Directive: Locate each line containing the string "Unlimited" and copy it out.
┌─ Extracted entries
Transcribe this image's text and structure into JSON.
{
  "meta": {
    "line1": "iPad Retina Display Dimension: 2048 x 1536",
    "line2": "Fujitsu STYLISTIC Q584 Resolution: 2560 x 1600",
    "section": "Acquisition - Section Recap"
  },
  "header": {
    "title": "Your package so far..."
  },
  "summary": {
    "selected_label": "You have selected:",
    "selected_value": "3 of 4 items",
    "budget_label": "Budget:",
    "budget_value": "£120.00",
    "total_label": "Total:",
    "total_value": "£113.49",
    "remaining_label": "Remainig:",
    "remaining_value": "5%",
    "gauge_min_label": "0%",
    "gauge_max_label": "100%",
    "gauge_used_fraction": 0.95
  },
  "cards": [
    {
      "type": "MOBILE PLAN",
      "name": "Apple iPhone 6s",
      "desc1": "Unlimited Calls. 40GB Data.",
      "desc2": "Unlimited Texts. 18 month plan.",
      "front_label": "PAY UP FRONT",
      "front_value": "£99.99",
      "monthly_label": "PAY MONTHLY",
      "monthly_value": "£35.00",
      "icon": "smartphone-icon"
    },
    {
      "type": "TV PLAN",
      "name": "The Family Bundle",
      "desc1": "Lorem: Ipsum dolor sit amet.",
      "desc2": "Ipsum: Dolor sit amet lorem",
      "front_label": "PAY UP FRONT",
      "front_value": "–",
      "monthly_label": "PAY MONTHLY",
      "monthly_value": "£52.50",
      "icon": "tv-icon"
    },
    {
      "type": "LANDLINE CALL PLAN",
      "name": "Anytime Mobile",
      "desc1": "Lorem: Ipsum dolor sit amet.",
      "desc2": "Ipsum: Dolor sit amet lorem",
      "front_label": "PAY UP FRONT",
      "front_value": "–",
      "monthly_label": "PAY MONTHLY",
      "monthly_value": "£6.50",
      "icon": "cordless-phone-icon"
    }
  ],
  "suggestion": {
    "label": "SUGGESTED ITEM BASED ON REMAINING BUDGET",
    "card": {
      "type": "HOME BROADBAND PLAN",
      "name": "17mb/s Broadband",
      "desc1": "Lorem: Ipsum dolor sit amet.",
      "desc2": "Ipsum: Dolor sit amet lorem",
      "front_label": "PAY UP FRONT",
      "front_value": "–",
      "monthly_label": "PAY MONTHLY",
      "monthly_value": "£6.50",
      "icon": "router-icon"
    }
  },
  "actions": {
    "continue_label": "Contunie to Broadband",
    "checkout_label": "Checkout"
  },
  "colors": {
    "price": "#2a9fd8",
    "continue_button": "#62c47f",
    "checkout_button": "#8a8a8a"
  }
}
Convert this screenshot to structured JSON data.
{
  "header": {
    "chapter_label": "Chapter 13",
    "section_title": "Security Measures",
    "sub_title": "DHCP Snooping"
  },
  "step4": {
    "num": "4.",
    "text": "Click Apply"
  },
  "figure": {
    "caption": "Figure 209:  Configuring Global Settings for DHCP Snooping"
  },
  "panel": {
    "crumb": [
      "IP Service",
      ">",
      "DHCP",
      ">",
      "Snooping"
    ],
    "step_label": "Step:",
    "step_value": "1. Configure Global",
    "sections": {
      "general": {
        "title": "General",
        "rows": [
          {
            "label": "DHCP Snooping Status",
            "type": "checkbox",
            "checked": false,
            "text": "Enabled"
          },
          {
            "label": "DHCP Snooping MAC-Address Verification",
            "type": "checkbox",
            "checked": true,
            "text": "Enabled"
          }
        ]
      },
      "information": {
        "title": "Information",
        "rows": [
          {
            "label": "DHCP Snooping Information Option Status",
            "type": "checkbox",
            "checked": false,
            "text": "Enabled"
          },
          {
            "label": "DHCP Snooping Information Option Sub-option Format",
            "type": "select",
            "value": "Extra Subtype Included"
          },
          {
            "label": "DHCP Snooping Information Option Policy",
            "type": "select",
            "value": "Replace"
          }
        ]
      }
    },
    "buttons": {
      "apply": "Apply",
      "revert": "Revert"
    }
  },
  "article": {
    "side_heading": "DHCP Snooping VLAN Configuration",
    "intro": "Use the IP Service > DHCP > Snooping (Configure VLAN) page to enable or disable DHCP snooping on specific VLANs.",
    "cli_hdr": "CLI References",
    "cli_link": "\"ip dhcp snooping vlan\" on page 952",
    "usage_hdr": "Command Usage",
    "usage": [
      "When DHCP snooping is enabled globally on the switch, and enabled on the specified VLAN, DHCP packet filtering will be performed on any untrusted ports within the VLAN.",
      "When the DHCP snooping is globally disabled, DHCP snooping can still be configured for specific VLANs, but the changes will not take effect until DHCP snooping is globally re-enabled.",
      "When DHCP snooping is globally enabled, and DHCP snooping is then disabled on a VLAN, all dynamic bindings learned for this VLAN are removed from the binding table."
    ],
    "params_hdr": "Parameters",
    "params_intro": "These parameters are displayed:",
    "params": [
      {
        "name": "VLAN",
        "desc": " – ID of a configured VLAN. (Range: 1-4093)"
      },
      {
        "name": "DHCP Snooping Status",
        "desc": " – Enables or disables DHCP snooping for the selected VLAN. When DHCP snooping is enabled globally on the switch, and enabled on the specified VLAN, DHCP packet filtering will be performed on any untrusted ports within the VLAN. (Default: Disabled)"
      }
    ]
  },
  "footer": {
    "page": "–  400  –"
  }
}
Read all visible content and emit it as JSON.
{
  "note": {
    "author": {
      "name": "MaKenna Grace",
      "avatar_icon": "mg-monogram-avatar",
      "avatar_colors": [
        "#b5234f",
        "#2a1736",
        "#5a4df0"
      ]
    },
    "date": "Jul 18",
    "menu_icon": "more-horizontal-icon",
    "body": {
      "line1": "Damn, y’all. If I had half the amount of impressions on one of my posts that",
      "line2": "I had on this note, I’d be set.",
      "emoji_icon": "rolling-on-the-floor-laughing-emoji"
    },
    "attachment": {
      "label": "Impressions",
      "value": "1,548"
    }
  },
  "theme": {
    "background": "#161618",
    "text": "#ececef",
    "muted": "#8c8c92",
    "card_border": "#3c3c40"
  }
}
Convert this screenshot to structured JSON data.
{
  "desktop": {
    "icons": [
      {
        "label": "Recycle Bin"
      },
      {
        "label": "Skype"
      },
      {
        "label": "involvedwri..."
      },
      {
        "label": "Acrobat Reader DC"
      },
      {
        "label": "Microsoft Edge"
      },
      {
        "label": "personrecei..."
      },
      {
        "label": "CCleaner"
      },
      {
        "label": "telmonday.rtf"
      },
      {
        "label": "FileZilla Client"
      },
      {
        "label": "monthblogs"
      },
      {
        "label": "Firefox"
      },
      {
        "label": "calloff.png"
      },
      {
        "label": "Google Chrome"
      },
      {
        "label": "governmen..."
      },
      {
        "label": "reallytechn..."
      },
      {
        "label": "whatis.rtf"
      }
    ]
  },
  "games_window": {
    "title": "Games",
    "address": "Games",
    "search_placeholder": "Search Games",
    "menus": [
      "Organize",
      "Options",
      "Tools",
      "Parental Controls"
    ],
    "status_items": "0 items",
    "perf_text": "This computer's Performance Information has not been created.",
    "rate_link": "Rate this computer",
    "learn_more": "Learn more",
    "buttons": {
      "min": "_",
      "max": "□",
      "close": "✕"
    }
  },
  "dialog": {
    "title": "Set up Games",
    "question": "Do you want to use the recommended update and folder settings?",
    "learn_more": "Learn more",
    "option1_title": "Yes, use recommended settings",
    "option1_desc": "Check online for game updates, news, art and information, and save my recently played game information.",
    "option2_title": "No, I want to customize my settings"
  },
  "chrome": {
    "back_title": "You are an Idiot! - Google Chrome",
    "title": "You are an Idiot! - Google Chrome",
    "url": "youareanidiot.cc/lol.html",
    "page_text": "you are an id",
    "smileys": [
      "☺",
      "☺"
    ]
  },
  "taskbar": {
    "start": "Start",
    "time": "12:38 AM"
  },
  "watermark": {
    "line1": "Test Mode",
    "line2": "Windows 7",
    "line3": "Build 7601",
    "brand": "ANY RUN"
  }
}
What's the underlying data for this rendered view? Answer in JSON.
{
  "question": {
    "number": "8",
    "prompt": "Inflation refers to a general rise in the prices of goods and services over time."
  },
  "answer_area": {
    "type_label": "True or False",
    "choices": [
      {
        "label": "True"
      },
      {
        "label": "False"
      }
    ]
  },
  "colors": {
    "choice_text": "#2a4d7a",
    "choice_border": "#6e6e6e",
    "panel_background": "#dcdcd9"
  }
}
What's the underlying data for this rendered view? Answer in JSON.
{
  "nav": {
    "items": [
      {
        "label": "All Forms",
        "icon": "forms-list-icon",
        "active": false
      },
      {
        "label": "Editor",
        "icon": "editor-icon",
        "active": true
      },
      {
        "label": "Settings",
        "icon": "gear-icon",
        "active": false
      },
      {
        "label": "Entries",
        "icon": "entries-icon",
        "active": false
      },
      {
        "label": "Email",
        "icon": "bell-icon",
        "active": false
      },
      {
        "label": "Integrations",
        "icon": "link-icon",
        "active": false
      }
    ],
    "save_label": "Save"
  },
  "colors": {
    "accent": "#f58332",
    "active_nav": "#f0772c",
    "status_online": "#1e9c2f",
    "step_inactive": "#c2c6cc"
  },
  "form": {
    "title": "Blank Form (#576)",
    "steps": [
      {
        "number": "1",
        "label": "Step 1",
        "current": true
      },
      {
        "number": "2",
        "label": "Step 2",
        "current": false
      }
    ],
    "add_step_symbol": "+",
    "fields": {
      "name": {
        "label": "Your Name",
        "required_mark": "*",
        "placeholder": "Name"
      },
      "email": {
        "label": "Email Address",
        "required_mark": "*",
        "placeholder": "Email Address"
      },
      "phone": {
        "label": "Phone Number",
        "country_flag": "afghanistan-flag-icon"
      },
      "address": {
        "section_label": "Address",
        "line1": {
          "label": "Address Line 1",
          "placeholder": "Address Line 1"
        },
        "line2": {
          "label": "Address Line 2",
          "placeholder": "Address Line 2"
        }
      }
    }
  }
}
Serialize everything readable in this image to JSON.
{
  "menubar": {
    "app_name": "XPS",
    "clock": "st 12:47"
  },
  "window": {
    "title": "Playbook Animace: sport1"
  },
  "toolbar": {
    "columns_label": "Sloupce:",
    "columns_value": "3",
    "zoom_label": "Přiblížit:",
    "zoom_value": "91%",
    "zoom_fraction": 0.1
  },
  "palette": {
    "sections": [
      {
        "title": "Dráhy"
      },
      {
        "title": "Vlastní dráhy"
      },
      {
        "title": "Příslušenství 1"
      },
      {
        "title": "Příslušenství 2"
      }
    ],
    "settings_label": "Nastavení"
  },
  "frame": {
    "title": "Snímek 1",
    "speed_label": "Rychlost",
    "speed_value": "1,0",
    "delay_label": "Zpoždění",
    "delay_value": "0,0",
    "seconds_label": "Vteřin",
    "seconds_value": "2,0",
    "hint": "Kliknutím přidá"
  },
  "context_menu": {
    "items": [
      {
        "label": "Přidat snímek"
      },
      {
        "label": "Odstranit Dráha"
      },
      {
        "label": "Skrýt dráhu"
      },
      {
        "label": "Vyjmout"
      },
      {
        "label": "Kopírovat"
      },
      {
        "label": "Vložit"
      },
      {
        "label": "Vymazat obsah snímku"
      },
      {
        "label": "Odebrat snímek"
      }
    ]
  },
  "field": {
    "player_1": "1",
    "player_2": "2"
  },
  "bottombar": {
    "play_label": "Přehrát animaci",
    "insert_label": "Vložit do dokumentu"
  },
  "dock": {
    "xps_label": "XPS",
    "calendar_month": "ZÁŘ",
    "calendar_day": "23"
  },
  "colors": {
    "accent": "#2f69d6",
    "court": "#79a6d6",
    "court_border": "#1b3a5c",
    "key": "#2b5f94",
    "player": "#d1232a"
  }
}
└─
Output for this exercise:
      "desc1": "Unlimited Calls. 40GB Data.",
      "desc2": "Unlimited Texts. 18 month plan.",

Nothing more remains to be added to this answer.